- _WHAT YOU ARE ASKED TO DO_
Sift the material for lines containing "NUMBER", and return them.
======== SOURCE DATA ========
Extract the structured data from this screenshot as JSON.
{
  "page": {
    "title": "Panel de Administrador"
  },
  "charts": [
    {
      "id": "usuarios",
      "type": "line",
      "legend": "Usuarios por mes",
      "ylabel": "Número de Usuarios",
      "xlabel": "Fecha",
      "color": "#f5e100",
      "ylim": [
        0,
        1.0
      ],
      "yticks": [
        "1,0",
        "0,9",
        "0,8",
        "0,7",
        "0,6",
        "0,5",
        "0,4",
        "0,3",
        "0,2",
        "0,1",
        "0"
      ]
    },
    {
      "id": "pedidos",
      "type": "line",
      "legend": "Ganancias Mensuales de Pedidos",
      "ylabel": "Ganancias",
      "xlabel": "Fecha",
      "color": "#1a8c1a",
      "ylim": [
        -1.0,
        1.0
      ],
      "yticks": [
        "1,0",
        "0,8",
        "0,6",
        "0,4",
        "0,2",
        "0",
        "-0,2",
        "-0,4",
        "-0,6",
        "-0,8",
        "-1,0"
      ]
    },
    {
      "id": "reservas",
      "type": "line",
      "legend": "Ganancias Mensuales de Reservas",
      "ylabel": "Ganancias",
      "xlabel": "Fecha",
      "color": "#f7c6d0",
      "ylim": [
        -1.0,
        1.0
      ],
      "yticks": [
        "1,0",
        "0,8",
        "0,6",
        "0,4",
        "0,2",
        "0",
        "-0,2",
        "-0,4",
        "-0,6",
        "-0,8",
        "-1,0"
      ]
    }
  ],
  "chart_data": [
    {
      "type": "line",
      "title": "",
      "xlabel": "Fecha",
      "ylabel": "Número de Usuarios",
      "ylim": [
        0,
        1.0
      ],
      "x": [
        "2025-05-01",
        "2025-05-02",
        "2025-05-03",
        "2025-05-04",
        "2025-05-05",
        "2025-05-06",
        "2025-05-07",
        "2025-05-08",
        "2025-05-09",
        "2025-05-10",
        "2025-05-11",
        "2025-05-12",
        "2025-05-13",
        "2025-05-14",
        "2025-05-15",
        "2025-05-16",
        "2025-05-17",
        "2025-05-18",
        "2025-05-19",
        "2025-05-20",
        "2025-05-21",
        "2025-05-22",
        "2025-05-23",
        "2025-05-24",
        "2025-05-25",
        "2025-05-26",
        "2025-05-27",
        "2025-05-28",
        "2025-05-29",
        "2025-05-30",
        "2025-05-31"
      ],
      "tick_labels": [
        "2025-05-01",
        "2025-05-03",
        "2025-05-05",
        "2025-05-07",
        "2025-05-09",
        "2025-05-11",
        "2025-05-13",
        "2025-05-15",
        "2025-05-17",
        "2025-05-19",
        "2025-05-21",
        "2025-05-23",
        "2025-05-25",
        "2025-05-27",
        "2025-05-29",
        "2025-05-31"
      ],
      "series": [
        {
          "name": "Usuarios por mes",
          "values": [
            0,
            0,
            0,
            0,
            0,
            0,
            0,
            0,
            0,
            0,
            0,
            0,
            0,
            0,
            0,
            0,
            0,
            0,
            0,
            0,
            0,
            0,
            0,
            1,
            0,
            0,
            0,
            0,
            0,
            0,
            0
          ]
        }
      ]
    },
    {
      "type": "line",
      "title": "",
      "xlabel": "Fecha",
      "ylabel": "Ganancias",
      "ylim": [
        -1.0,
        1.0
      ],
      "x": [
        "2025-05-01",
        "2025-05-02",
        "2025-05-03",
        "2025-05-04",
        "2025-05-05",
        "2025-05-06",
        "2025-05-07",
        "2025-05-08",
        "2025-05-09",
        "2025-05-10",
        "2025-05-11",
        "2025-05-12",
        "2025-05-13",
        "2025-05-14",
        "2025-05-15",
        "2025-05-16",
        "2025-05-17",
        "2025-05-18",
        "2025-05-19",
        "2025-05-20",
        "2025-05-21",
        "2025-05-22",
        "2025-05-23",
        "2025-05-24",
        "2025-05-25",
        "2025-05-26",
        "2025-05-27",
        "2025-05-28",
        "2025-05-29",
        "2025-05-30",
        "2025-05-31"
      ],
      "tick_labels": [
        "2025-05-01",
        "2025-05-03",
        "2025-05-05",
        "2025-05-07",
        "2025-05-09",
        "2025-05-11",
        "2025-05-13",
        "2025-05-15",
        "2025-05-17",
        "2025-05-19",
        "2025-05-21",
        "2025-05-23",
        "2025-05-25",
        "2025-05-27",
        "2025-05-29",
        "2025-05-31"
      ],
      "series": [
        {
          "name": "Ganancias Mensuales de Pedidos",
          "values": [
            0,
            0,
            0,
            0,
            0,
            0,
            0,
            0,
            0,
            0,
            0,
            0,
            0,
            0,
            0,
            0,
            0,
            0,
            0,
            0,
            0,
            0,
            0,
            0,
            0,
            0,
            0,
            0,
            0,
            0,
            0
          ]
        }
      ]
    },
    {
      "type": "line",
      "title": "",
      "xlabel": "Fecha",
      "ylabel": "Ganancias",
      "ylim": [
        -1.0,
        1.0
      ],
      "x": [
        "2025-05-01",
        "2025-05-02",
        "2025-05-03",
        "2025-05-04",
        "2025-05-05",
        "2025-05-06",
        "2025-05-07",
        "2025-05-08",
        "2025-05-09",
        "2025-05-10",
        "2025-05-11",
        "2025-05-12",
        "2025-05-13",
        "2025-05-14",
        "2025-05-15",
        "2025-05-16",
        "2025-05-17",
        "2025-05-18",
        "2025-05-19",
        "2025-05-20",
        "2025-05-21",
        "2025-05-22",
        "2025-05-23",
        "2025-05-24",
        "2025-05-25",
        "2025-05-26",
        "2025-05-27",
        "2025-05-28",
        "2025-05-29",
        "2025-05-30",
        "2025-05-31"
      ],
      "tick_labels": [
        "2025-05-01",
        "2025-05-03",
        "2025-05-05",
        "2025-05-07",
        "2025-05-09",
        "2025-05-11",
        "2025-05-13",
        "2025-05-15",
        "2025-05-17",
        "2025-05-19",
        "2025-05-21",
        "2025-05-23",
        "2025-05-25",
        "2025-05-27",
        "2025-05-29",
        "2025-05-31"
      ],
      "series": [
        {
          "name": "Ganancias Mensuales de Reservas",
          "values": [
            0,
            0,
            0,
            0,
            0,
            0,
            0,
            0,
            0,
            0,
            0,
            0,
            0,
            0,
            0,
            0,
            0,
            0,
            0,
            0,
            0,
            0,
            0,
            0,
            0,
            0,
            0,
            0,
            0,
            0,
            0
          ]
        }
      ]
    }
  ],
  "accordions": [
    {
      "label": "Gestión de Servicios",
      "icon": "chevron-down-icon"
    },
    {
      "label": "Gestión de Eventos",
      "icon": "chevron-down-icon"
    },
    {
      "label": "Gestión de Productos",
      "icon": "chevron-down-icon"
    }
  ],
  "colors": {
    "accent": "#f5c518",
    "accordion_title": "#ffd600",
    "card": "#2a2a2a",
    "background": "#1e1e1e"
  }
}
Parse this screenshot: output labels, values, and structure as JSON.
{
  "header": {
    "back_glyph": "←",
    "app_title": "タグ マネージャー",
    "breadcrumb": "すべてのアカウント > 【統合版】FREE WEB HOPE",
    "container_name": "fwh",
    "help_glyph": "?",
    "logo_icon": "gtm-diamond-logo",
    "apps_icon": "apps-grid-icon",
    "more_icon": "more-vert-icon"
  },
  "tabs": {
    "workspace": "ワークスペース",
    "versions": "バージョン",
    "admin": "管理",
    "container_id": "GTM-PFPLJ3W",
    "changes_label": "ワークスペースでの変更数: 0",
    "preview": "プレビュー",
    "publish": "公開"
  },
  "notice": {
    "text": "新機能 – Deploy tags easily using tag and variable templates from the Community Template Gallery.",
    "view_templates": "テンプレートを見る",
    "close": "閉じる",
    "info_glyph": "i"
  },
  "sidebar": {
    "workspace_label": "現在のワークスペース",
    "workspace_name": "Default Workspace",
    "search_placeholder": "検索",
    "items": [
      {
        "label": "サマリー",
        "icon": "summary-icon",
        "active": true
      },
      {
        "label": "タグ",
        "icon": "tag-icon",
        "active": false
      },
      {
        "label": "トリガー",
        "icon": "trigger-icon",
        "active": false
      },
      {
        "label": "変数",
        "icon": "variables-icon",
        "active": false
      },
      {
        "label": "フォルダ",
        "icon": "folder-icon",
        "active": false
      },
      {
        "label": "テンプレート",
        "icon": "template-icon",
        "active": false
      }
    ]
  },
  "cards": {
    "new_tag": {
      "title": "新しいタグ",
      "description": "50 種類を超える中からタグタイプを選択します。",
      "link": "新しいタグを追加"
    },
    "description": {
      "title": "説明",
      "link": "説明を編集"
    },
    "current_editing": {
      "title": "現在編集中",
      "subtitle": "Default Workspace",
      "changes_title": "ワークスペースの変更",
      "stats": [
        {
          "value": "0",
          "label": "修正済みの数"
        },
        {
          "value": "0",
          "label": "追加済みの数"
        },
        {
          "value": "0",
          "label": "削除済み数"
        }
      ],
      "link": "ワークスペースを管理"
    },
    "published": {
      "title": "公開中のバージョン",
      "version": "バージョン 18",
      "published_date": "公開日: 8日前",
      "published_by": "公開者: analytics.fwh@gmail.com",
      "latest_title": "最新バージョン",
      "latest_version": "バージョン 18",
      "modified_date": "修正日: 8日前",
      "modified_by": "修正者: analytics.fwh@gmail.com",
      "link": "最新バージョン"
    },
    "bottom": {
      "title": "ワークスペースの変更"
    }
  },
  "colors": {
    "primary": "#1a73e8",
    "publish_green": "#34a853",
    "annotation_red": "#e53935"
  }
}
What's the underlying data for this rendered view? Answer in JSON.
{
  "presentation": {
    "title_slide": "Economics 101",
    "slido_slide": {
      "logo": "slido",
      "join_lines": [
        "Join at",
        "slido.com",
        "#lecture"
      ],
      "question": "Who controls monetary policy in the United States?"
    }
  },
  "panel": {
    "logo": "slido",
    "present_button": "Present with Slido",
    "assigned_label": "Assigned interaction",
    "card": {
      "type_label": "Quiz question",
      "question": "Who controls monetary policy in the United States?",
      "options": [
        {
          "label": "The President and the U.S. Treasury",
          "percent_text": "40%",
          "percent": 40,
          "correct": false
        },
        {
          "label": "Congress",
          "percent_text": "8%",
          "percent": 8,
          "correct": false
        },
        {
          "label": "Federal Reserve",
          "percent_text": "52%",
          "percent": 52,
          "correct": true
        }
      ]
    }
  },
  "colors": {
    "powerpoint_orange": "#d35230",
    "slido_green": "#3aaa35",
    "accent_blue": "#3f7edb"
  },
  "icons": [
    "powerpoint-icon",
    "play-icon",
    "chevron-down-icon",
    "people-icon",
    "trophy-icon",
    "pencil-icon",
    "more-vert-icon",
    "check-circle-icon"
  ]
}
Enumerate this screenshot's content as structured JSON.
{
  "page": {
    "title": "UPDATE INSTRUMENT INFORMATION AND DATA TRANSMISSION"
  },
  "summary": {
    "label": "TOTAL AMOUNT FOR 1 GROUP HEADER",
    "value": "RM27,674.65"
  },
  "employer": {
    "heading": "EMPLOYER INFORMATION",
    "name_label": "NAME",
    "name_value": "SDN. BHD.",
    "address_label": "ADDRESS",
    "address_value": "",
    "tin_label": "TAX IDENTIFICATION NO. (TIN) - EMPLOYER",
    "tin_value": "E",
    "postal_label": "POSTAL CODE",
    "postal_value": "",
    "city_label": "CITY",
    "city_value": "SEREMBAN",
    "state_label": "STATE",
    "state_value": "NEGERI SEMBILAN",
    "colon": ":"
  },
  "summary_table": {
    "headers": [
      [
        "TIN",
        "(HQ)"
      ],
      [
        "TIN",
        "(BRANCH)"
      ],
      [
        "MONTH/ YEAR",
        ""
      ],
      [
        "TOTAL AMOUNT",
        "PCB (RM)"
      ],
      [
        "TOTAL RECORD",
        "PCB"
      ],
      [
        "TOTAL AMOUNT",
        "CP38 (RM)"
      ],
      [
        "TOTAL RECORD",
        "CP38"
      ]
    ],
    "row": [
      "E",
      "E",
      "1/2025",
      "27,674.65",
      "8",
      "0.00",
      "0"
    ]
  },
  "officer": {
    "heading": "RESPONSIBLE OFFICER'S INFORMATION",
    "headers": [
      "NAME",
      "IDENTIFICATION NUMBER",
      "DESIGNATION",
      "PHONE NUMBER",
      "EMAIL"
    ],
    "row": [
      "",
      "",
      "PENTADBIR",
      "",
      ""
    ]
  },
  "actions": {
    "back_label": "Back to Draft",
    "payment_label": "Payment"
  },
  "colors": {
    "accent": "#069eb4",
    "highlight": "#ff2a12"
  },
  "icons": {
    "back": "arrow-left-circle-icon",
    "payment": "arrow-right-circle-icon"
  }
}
========
- _CORRECT OUTPUT_
      "IDENTIFICATION NUMBER",
      "PHONE NUMBER",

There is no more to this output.